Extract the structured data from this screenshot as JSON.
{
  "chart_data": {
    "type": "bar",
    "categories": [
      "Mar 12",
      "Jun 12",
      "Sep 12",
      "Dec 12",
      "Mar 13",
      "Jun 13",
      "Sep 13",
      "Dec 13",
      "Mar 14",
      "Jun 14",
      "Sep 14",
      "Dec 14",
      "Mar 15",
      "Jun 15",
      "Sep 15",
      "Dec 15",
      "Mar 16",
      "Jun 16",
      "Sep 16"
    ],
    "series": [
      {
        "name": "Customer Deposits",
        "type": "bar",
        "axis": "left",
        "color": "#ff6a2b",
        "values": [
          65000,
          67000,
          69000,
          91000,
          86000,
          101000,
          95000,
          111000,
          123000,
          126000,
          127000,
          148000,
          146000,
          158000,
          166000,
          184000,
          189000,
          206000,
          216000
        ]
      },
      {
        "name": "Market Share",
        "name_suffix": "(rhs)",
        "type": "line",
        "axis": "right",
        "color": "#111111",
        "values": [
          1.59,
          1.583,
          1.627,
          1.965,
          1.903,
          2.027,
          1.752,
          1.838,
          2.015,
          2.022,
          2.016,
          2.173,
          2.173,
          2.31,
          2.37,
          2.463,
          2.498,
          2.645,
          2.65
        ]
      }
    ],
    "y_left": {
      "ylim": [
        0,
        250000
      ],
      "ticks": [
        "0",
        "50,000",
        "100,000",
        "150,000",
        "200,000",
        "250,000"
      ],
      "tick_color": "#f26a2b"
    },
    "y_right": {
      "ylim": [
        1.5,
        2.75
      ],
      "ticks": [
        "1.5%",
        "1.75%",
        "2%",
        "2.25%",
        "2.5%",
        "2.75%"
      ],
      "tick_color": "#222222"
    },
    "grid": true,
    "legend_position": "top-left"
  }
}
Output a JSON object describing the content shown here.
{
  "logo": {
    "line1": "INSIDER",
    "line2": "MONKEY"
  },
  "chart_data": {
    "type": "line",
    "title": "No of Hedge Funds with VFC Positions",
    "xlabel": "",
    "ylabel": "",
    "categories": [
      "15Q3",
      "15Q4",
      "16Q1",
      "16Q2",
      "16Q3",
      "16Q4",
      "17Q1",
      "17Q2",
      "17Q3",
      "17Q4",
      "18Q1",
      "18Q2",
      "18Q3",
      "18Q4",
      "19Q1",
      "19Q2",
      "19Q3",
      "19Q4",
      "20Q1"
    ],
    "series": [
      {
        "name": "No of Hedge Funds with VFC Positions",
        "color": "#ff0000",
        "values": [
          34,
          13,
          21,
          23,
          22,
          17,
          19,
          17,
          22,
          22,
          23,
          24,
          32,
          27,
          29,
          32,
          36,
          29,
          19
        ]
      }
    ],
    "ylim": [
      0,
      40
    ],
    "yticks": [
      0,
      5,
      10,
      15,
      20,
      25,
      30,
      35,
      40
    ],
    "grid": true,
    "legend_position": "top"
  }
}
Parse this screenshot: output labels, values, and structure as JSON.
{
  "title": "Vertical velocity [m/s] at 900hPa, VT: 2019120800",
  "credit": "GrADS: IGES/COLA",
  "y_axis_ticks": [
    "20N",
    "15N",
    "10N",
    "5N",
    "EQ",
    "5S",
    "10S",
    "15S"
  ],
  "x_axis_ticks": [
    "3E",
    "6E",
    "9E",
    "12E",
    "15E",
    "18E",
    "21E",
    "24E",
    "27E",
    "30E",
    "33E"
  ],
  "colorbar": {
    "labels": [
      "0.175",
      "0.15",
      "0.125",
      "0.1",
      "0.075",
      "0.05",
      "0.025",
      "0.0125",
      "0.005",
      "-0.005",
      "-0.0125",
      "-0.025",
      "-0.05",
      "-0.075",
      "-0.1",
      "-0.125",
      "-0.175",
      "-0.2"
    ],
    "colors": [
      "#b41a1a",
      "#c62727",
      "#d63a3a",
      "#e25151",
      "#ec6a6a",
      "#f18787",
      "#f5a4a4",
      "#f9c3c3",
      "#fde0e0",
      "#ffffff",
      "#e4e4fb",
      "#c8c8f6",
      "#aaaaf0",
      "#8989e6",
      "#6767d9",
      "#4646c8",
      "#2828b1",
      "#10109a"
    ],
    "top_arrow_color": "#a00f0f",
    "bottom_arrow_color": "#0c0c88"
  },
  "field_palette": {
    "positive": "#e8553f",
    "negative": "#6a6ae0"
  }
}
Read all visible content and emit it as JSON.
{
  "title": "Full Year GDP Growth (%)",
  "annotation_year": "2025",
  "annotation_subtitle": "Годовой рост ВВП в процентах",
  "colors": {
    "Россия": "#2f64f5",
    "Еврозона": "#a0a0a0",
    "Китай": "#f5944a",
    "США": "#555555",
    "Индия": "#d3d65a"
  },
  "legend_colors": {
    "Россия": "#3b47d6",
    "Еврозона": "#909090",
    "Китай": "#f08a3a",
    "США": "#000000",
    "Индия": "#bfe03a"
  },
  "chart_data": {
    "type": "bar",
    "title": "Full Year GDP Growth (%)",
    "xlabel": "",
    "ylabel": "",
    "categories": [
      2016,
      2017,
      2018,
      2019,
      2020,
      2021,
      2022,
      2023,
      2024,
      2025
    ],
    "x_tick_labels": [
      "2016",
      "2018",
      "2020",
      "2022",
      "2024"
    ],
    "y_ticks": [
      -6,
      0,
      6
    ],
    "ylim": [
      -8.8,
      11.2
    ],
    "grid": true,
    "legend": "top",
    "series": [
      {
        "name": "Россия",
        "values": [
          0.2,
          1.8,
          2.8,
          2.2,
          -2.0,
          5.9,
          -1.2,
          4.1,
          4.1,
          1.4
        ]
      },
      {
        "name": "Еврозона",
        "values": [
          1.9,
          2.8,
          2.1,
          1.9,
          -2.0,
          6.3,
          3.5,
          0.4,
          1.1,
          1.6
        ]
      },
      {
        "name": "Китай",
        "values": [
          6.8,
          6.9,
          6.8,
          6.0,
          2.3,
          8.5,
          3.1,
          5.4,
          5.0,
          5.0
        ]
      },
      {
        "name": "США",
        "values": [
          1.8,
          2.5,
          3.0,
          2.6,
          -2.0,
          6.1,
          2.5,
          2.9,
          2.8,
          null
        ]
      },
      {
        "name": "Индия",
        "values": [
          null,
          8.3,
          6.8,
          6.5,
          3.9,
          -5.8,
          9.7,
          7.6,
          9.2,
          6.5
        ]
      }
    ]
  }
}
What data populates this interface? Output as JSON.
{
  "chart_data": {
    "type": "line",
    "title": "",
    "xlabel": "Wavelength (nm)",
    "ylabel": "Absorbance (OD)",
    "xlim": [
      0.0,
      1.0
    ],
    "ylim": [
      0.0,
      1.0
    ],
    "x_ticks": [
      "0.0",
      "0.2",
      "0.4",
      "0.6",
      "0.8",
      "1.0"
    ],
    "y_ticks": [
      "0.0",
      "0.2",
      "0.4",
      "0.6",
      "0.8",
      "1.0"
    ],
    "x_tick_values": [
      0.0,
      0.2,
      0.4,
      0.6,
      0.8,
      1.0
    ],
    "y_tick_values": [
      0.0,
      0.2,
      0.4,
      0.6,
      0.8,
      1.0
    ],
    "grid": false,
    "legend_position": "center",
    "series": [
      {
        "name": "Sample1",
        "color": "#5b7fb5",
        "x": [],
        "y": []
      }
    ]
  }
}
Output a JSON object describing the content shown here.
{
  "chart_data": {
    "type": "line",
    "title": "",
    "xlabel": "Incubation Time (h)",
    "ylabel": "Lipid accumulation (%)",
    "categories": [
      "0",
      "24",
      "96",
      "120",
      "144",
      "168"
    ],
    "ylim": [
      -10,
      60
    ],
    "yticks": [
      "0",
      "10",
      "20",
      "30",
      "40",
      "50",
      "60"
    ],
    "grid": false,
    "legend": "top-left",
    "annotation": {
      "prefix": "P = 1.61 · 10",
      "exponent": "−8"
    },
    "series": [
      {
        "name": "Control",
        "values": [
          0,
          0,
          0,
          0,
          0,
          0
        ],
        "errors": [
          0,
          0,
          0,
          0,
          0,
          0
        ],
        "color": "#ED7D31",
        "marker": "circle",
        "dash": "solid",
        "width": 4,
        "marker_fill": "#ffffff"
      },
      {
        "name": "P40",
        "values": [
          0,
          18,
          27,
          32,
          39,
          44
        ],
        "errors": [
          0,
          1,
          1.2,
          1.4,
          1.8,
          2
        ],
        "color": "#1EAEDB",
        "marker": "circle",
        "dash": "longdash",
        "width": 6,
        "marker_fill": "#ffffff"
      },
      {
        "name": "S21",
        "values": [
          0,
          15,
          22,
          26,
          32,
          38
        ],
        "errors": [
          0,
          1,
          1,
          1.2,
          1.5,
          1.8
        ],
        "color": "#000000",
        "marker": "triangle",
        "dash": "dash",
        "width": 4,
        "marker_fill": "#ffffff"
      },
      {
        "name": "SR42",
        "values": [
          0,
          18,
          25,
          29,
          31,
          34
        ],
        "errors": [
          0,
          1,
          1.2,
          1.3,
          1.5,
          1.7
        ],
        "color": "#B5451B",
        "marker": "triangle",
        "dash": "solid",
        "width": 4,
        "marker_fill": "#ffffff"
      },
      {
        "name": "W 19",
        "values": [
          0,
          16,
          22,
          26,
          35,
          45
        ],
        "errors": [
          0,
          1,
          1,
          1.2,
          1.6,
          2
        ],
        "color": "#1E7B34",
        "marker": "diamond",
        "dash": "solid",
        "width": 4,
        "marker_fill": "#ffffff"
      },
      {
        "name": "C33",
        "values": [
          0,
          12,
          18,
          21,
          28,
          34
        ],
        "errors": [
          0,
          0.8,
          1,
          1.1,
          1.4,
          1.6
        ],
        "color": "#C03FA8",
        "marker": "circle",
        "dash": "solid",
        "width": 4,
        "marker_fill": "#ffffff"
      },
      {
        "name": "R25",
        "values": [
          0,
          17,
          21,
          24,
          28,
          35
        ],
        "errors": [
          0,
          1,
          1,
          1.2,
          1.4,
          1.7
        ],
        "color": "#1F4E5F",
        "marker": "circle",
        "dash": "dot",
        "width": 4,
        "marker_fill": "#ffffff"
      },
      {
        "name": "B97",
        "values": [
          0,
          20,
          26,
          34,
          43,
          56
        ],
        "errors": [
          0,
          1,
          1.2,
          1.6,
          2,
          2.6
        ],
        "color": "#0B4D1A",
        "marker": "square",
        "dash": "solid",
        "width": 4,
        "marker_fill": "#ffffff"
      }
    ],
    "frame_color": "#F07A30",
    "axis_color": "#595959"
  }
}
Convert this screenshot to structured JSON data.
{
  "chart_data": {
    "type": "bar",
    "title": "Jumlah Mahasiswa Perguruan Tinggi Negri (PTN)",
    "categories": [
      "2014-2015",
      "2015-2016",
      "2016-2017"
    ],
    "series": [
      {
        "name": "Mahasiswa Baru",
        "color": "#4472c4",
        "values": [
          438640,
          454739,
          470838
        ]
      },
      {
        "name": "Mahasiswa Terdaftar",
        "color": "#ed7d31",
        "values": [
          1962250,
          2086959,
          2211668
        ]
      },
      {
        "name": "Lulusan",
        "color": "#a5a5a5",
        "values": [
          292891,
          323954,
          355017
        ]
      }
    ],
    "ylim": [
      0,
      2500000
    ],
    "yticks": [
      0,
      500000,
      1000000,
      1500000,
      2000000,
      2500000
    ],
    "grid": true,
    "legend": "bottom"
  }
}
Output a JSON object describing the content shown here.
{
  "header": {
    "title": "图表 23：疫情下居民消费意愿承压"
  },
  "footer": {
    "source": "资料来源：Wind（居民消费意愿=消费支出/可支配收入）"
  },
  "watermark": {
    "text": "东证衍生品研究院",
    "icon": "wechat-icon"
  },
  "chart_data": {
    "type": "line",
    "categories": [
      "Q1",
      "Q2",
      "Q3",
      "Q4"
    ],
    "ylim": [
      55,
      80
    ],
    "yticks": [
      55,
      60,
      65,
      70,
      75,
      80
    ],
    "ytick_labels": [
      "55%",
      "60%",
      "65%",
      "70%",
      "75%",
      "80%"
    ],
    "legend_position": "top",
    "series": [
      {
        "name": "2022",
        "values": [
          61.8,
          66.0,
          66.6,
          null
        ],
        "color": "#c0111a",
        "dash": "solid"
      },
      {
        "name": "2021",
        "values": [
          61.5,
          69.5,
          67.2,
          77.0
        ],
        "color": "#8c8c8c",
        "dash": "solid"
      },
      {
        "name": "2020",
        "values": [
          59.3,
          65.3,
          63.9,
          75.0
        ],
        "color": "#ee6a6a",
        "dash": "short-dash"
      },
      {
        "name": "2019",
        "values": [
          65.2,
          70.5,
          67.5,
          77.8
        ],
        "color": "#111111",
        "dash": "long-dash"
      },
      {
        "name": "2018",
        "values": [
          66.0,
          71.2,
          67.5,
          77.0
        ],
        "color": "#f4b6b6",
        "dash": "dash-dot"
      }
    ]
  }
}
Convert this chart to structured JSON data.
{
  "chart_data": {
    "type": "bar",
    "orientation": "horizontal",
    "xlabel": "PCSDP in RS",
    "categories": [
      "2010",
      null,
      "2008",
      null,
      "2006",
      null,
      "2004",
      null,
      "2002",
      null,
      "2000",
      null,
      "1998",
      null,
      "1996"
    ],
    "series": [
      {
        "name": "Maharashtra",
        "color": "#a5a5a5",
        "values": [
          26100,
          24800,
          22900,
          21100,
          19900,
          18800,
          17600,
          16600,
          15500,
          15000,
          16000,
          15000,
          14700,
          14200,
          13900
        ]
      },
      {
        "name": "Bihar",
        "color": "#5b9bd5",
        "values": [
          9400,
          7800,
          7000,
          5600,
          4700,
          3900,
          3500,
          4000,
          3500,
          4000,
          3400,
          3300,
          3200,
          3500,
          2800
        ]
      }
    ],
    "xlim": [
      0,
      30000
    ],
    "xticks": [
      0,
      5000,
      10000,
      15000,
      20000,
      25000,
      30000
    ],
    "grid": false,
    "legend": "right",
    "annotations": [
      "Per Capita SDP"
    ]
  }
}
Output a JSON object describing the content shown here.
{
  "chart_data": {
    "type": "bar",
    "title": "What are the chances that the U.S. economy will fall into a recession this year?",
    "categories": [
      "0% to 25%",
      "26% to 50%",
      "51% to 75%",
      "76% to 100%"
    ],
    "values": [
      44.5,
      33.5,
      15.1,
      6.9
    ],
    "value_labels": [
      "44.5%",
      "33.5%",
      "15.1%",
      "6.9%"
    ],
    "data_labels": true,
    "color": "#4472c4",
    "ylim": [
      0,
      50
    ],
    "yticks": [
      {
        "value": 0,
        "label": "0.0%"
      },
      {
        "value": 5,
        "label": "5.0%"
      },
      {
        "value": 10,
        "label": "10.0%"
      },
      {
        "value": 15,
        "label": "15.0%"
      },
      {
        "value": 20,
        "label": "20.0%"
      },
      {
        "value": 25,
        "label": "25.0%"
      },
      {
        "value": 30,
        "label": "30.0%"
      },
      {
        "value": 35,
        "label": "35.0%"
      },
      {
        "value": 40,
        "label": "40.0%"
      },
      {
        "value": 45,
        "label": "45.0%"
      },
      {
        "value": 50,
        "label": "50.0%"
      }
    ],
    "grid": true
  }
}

## Work to be completed
From the listing above, collect every line that mentions the word "Funds".

## Exercise answer
    "title": "No of Hedge Funds with VFC Positions",
        "name": "No of Hedge Funds with VFC Positions",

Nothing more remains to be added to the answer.